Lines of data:

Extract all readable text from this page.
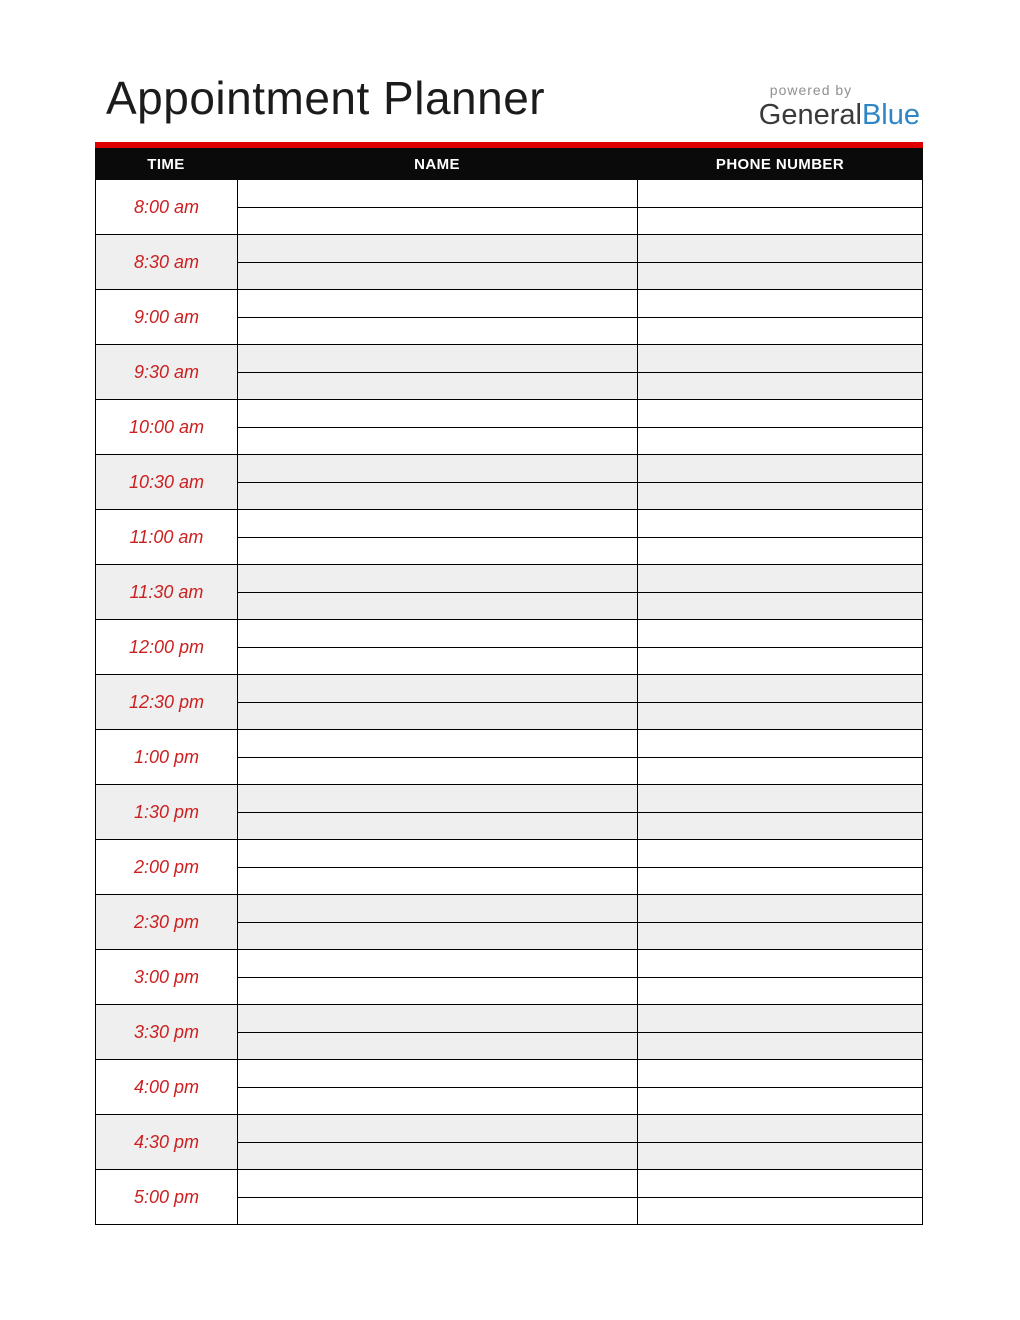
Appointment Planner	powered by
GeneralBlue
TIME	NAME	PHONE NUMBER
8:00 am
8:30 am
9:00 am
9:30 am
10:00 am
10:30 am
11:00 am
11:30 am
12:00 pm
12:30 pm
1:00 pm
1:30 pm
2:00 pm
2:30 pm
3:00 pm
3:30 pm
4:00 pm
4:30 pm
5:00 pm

---

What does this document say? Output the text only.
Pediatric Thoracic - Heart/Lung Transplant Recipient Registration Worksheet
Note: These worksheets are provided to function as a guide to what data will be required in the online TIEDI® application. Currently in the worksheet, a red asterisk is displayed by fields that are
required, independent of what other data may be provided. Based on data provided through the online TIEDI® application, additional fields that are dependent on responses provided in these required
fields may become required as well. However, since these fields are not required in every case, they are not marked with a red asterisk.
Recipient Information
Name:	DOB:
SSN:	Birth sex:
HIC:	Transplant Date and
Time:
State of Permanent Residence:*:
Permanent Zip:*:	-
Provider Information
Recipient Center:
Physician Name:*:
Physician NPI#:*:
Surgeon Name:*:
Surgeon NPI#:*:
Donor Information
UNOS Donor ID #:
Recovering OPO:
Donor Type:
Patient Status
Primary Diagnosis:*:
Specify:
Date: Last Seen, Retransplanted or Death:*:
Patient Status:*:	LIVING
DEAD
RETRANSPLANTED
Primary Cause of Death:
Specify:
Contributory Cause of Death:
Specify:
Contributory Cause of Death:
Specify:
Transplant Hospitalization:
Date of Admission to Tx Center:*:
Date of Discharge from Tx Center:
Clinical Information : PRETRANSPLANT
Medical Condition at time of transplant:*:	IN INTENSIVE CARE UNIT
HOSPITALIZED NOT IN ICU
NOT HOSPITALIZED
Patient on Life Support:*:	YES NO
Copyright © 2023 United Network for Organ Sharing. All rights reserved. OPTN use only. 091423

■ Exercise instructions
Your task is to collect every line above that contains the word "Status".

■ Written response
Patient Status
Patient Status:*:	LIVING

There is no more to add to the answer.